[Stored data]

++++++++++

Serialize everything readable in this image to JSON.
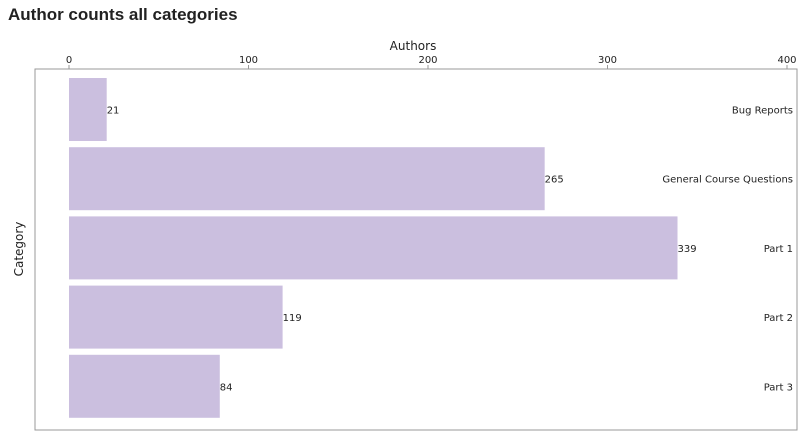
{
  "page": {
    "title": "Author counts all categories"
  },
  "chart_data": {
    "type": "bar",
    "orientation": "horizontal",
    "title": "Author counts all categories",
    "xlabel": "Authors",
    "ylabel": "Category",
    "x_axis_position": "top",
    "categories": [
      "Bug Reports",
      "General Course Questions",
      "Part 1",
      "Part 2",
      "Part 3"
    ],
    "values": [
      21,
      265,
      339,
      119,
      84
    ],
    "data_labels": [
      "21",
      "265",
      "339",
      "119",
      "84"
    ],
    "xlim": [
      0,
      400
    ],
    "x_ticks": [
      0,
      100,
      200,
      300,
      400
    ],
    "x_tick_labels": [
      "0",
      "100",
      "200",
      "300",
      "400"
    ],
    "grid": false,
    "legend": "none",
    "bar_color": "#cbbfdf",
    "frame_color": "#999999"
  }
}
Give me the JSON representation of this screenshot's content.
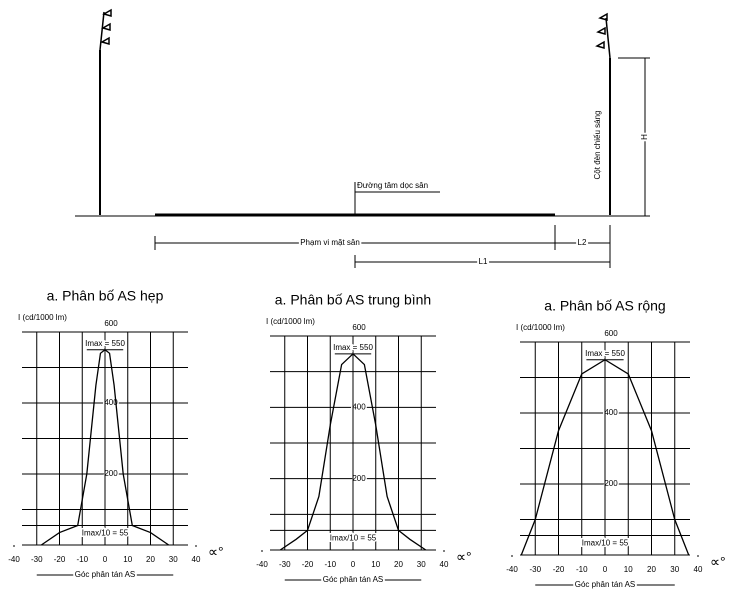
{
  "diagram": {
    "center_line": "Đường tâm dọc sân",
    "field_extent": "Phạm vi mặt sân",
    "l1": "L1",
    "l2": "L2",
    "h": "H",
    "pole": "Cột đèn chiếu sáng"
  },
  "chart_data": [
    {
      "type": "line",
      "title": "a. Phân bố AS hẹp",
      "y_label": "I (cd/1000 lm)",
      "x_label": "Góc phân tán AS",
      "x_unit": "∝°",
      "xlim": [
        -40,
        40
      ],
      "xticks": [
        -40,
        -30,
        -20,
        -10,
        0,
        10,
        20,
        30,
        40
      ],
      "ylim": [
        0,
        600
      ],
      "yticks": [
        200,
        400,
        600
      ],
      "minor_yticks": [
        100,
        300,
        500
      ],
      "annotations": [
        {
          "text": "Imax = 550",
          "y": 550
        },
        {
          "text": "Imax/10 = 55",
          "y": 55
        }
      ],
      "series": [
        {
          "name": "hẹp",
          "color": "#000000",
          "x": [
            -28,
            -20,
            -12,
            -8,
            -4,
            -2,
            0,
            2,
            4,
            8,
            12,
            20,
            28
          ],
          "values": [
            0,
            35,
            55,
            200,
            450,
            540,
            550,
            540,
            450,
            200,
            55,
            35,
            0
          ]
        }
      ]
    },
    {
      "type": "line",
      "title": "a. Phân bố AS trung bình",
      "y_label": "I (cd/1000 lm)",
      "x_label": "Góc phân tán AS",
      "x_unit": "∝°",
      "xlim": [
        -40,
        40
      ],
      "xticks": [
        -40,
        -30,
        -20,
        -10,
        0,
        10,
        20,
        30,
        40
      ],
      "ylim": [
        0,
        600
      ],
      "yticks": [
        200,
        400,
        600
      ],
      "minor_yticks": [
        100,
        300,
        500
      ],
      "annotations": [
        {
          "text": "Imax = 550",
          "y": 550
        },
        {
          "text": "Imax/10 = 55",
          "y": 55
        }
      ],
      "series": [
        {
          "name": "trung bình",
          "color": "#000000",
          "x": [
            -32,
            -25,
            -20,
            -15,
            -10,
            -5,
            0,
            5,
            10,
            15,
            20,
            25,
            32
          ],
          "values": [
            0,
            30,
            55,
            150,
            350,
            520,
            550,
            520,
            350,
            150,
            55,
            30,
            0
          ]
        }
      ]
    },
    {
      "type": "line",
      "title": "a. Phân bố AS rộng",
      "y_label": "I (cd/1000 lm)",
      "x_label": "Góc phân tán AS",
      "x_unit": "∝°",
      "xlim": [
        -40,
        40
      ],
      "xticks": [
        -40,
        -30,
        -20,
        -10,
        0,
        10,
        20,
        30,
        40
      ],
      "ylim": [
        0,
        600
      ],
      "yticks": [
        200,
        400,
        600
      ],
      "minor_yticks": [
        100,
        300,
        500
      ],
      "annotations": [
        {
          "text": "Imax = 550",
          "y": 550
        },
        {
          "text": "Imax/10 = 55",
          "y": 55
        }
      ],
      "series": [
        {
          "name": "rộng",
          "color": "#000000",
          "x": [
            -36,
            -30,
            -20,
            -10,
            0,
            10,
            20,
            30,
            36
          ],
          "values": [
            0,
            100,
            350,
            510,
            550,
            510,
            350,
            100,
            0
          ]
        }
      ]
    }
  ]
}
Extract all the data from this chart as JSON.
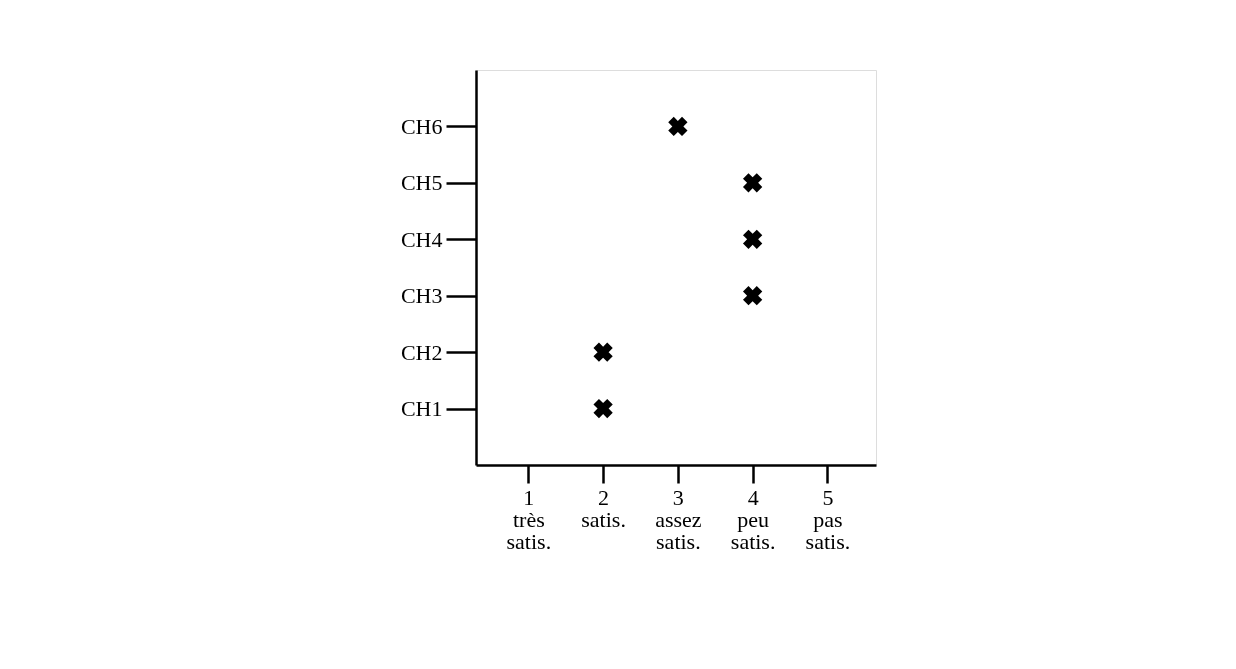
{
  "chart_data": {
    "type": "scatter",
    "orientation": "horizontal",
    "categories": [
      "CH6",
      "CH5",
      "CH4",
      "CH3",
      "CH2",
      "CH1"
    ],
    "values": [
      3,
      4,
      4,
      4,
      2,
      2
    ],
    "color": "#000000",
    "marker": "cross",
    "grid": false,
    "xlim": [
      0.3,
      5.65
    ],
    "xticks": [
      {
        "value": 1,
        "label": "1\ntrès\nsatis."
      },
      {
        "value": 2,
        "label": "2\nsatis."
      },
      {
        "value": 3,
        "label": "3\nassez\nsatis."
      },
      {
        "value": 4,
        "label": "4\npeu\nsatis."
      },
      {
        "value": 5,
        "label": "5\npas\nsatis."
      }
    ]
  }
}
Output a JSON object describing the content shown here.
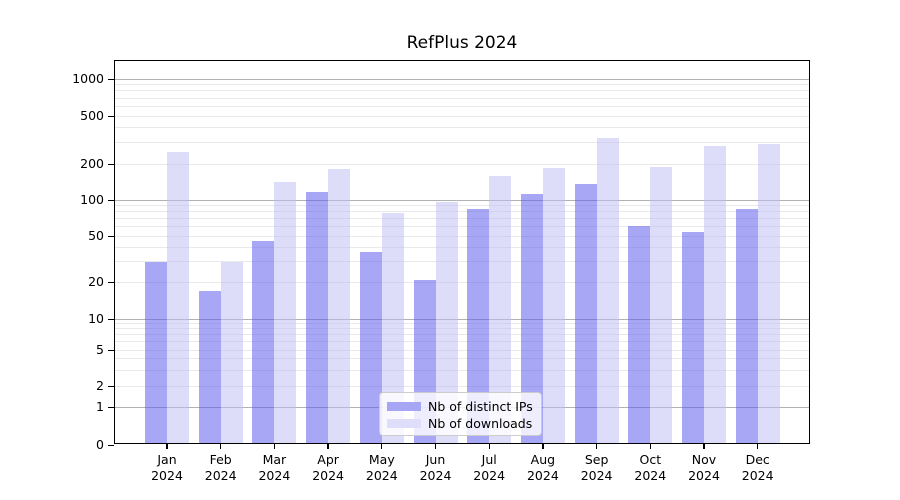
{
  "title": "RefPlus 2024",
  "chart_data": {
    "type": "bar",
    "title": "RefPlus 2024",
    "categories": [
      "Jan 2024",
      "Feb 2024",
      "Mar 2024",
      "Apr 2024",
      "May 2024",
      "Jun 2024",
      "Jul 2024",
      "Aug 2024",
      "Sep 2024",
      "Oct 2024",
      "Nov 2024",
      "Dec 2024"
    ],
    "series": [
      {
        "name": "Nb of distinct IPs",
        "values": [
          30,
          17,
          45,
          117,
          36,
          21,
          84,
          112,
          136,
          61,
          54,
          84
        ]
      },
      {
        "name": "Nb of downloads",
        "values": [
          253,
          30,
          141,
          181,
          78,
          96,
          159,
          186,
          330,
          190,
          282,
          294
        ]
      }
    ],
    "xlabel": "",
    "ylabel": "",
    "yscale": "symlog",
    "yticks": [
      0,
      1,
      2,
      5,
      10,
      20,
      50,
      100,
      200,
      500,
      1000
    ],
    "ylim": [
      0,
      1400
    ],
    "grid": true,
    "legend_position": "lower center"
  },
  "legend": {
    "items": [
      {
        "label": "Nb of distinct IPs",
        "swatch_color": "#a6a6f4"
      },
      {
        "label": "Nb of downloads",
        "swatch_color": "#dedefa"
      }
    ]
  },
  "colors": {
    "bar_ips": "rgba(88,88,236,0.53)",
    "bar_downloads": "rgba(187,187,246,0.5)",
    "major_grid": "#b2b2b2",
    "minor_grid": "#e9e9e9",
    "spine": "#000000"
  }
}
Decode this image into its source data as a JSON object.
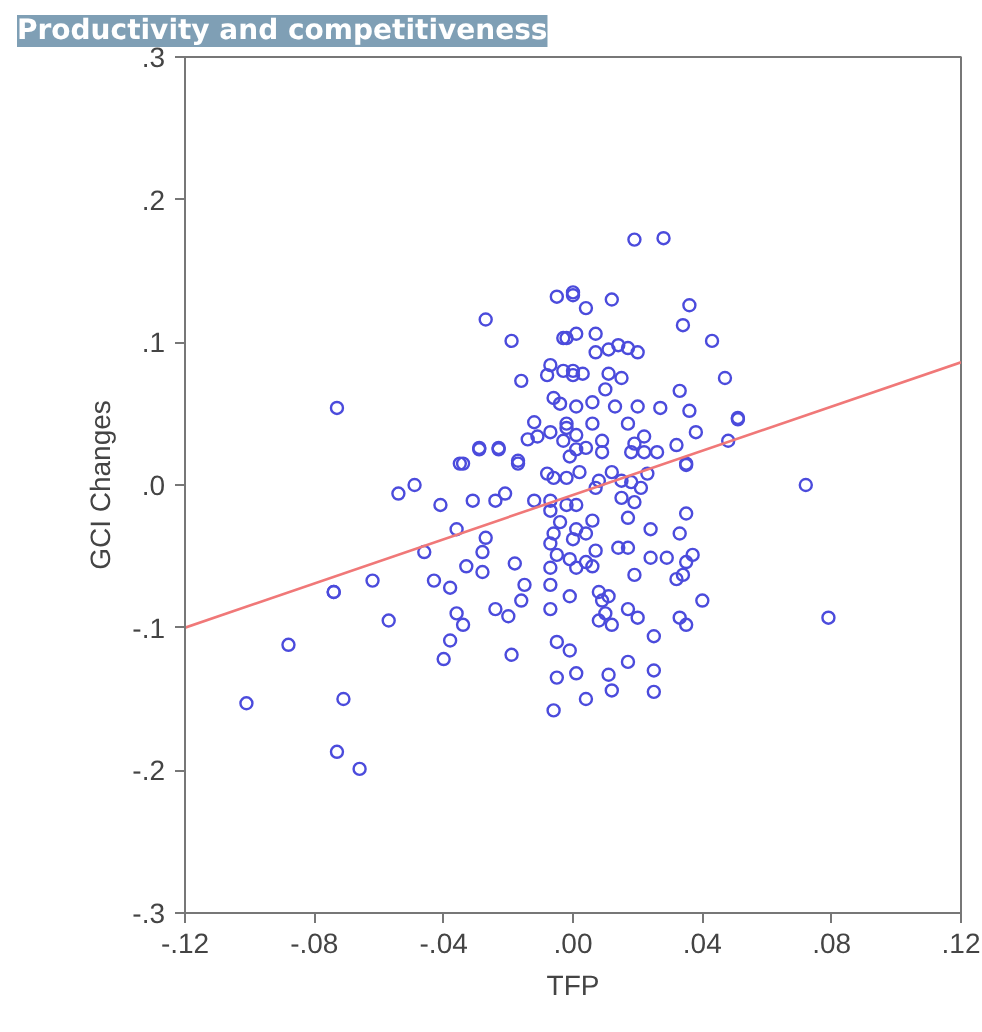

++++++++++

* WHAT THIS TASK INVOLVES: Count up the lines in the listing that hold the word "content", and give that number only.

* RESULT OF THIS EXERCISE: 2